## WHAT YOU HAVE TO DO
From the entries below, copy every line holding the word "remarquable".

## RECORDS FOR THIS EXERCISE
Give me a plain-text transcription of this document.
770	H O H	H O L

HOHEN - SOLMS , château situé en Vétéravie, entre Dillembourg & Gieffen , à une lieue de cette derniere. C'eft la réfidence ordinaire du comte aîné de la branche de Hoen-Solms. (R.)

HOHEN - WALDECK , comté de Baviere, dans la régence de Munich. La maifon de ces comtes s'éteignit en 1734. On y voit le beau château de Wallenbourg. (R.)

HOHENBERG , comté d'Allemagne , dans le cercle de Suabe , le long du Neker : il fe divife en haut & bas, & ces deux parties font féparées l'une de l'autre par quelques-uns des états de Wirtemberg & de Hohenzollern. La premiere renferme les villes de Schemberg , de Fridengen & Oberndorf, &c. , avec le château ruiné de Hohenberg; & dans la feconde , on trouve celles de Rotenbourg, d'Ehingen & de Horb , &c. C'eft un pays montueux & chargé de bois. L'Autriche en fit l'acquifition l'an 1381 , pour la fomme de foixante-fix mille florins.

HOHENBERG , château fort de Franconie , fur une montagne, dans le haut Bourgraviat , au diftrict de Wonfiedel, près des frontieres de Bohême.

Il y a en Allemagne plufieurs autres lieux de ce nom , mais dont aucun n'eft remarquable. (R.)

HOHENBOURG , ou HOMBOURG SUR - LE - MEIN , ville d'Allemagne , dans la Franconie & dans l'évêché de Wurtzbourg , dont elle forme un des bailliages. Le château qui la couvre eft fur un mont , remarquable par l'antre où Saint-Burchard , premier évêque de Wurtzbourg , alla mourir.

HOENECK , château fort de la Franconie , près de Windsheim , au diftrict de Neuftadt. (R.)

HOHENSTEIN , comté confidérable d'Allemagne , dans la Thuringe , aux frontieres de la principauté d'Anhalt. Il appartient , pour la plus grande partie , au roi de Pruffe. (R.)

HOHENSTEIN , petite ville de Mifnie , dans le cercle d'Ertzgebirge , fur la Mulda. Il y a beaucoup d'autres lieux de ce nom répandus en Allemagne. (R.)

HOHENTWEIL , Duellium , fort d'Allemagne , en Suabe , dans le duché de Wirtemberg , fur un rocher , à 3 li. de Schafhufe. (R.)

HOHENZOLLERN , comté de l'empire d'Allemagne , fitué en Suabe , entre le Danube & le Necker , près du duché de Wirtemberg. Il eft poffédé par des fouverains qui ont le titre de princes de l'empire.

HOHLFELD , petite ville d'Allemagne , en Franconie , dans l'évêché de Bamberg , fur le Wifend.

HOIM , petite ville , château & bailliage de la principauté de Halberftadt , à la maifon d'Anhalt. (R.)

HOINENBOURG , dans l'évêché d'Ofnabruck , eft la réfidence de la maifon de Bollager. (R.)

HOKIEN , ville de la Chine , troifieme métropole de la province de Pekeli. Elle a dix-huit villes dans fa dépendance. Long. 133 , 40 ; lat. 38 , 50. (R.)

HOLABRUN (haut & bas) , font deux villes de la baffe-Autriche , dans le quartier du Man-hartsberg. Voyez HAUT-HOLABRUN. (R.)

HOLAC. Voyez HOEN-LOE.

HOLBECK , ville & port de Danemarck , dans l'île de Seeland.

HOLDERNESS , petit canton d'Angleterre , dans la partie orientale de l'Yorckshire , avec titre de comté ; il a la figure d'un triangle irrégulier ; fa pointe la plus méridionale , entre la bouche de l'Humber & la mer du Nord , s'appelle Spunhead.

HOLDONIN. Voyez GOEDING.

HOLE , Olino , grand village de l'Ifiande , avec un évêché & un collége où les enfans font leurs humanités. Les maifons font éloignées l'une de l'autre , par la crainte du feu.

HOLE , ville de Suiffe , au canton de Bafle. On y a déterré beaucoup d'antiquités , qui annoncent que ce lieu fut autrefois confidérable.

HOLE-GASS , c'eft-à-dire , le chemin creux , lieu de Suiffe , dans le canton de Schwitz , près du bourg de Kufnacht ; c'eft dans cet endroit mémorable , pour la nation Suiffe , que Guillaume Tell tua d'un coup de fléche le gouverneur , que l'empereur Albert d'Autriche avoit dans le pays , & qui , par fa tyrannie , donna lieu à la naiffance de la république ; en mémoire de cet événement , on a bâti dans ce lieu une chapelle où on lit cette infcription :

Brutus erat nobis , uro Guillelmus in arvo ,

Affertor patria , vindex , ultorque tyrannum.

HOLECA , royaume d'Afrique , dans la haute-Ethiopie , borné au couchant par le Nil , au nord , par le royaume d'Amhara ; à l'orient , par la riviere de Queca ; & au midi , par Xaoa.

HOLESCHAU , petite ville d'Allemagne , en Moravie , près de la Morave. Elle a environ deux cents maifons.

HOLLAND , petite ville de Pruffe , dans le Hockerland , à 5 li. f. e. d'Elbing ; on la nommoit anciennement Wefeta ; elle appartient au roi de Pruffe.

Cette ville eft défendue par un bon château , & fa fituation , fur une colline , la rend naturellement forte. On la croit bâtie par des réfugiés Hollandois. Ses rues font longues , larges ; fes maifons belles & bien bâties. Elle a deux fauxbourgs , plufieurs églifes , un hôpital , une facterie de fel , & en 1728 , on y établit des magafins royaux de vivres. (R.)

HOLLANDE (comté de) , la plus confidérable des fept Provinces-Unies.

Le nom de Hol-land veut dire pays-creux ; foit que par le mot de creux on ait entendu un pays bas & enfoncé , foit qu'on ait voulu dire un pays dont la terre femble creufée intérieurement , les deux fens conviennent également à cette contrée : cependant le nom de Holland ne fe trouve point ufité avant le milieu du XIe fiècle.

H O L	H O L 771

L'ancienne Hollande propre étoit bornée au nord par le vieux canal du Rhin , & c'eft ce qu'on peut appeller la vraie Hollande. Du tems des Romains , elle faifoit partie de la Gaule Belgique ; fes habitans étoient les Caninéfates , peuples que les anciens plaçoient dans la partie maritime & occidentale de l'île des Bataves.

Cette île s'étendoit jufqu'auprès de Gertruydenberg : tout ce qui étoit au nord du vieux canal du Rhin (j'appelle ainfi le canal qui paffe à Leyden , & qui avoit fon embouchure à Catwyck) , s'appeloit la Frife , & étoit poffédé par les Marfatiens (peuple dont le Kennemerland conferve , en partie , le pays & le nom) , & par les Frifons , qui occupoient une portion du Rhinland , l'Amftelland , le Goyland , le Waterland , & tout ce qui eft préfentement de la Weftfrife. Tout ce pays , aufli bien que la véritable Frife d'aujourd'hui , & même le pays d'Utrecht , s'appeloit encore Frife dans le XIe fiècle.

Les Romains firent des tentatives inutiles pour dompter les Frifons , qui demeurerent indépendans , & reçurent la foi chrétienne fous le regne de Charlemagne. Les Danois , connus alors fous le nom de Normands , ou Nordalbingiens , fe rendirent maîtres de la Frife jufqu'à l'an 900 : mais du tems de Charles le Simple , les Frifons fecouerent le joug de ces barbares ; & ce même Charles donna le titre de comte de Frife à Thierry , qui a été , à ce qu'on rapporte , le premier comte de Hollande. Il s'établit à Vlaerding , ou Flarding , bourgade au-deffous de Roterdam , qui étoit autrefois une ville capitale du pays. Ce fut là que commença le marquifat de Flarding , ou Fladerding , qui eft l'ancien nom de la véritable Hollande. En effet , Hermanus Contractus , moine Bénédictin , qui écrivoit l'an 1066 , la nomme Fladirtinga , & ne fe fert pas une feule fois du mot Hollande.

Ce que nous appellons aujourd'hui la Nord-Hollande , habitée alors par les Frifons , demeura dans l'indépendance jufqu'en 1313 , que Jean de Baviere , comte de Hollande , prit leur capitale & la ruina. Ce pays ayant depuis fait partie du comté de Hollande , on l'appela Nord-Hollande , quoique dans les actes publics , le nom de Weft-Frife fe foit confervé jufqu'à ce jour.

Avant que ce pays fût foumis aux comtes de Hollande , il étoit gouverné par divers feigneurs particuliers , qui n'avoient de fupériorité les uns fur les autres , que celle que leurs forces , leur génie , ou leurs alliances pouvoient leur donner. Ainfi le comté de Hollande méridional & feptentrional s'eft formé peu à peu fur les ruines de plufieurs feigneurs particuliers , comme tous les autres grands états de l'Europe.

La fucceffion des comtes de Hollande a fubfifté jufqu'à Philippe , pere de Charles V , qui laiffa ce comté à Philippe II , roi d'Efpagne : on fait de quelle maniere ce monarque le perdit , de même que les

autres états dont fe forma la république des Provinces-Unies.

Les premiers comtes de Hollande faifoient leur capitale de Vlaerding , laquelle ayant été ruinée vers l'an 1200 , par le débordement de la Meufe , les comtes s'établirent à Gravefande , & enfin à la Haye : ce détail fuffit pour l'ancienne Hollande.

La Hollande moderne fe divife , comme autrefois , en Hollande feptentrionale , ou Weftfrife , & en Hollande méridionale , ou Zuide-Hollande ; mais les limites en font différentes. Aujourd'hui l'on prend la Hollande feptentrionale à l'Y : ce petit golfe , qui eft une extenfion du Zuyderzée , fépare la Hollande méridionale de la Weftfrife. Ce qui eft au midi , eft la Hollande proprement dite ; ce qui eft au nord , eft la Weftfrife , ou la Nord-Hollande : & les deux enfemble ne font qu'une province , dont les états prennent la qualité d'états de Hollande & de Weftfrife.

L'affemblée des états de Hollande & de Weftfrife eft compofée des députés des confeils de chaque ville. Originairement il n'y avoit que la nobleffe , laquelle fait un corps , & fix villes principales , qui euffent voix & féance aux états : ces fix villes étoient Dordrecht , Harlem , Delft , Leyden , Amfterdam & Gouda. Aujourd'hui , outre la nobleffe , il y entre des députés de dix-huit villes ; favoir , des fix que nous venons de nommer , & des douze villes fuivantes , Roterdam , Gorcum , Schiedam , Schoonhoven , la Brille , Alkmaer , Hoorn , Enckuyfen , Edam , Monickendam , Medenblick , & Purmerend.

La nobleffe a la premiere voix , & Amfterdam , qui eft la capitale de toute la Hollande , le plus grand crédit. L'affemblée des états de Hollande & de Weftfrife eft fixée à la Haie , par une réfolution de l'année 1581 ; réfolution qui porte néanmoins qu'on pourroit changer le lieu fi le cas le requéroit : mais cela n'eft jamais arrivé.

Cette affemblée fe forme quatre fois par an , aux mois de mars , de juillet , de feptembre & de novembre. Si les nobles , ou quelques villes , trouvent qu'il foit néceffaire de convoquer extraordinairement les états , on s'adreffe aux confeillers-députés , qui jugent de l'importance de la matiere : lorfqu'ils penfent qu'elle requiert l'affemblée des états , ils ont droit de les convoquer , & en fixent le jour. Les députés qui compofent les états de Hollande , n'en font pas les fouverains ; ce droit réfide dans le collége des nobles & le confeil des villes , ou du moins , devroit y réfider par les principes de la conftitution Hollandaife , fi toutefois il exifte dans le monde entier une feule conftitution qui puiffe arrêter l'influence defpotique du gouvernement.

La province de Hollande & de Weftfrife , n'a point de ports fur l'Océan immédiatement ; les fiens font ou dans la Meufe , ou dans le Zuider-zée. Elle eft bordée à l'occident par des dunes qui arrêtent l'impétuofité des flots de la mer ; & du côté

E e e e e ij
* * *
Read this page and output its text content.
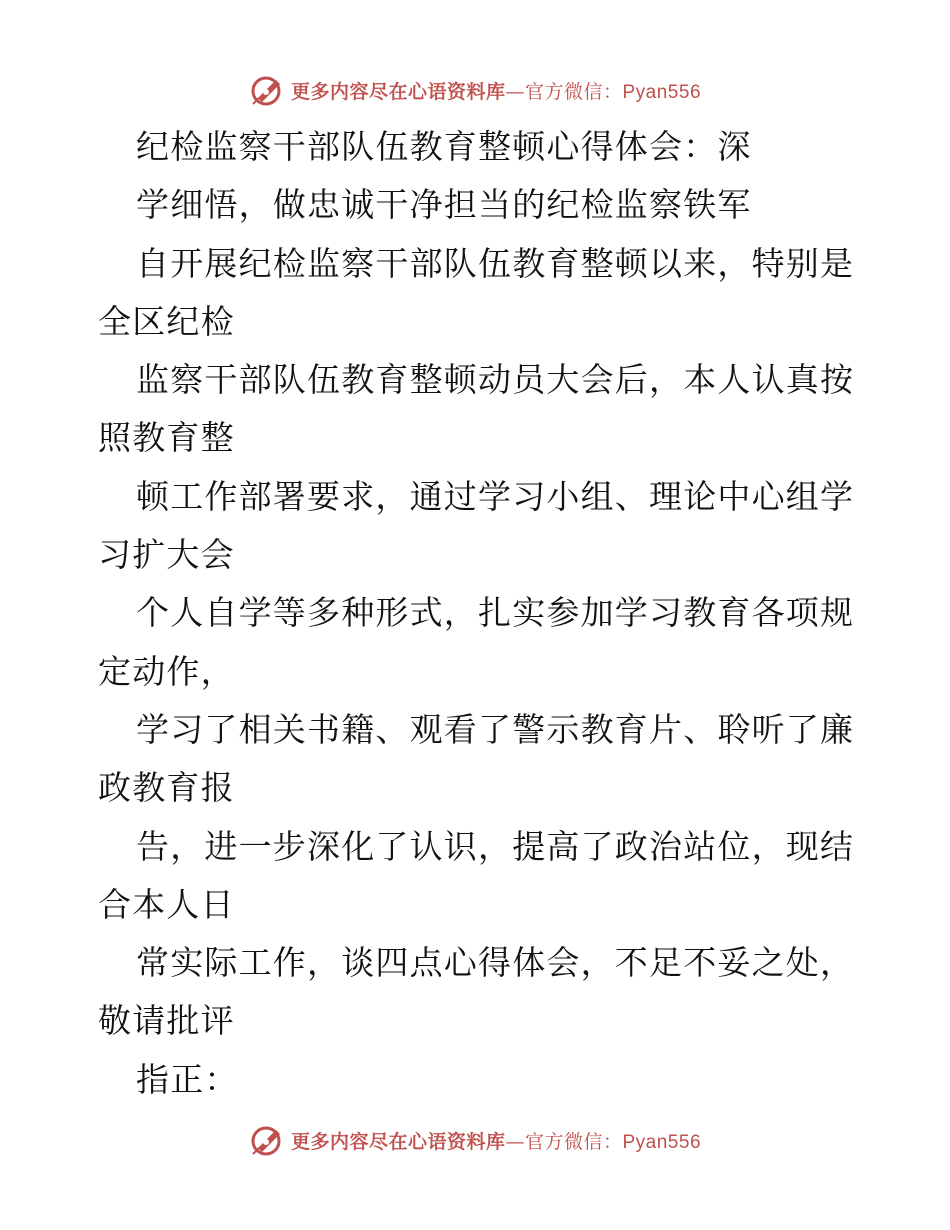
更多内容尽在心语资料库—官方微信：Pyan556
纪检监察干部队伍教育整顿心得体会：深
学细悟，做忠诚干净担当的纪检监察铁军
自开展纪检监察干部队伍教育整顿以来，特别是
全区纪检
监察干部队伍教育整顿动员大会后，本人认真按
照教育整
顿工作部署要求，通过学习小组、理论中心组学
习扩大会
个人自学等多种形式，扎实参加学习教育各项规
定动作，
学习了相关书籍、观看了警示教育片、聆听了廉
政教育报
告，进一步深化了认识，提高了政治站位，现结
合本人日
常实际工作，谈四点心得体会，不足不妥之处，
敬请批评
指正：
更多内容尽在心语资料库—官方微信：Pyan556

## WRITTEN SOLUTION
Il y a en Allemagne plufieurs autres lieux de ce nom , mais dont aucun n'eft remarquable. (R.)
HOHENBOURG , ou HOMBOURG SUR - LE - MEIN , ville d'Allemagne , dans la Franconie & dans l'évêché de Wurtzbourg , dont elle forme un des bailliages. Le château qui la couvre eft fur un mont , remarquable par l'antre où Saint-Burchard , premier évêque de Wurtzbourg , alla mourir.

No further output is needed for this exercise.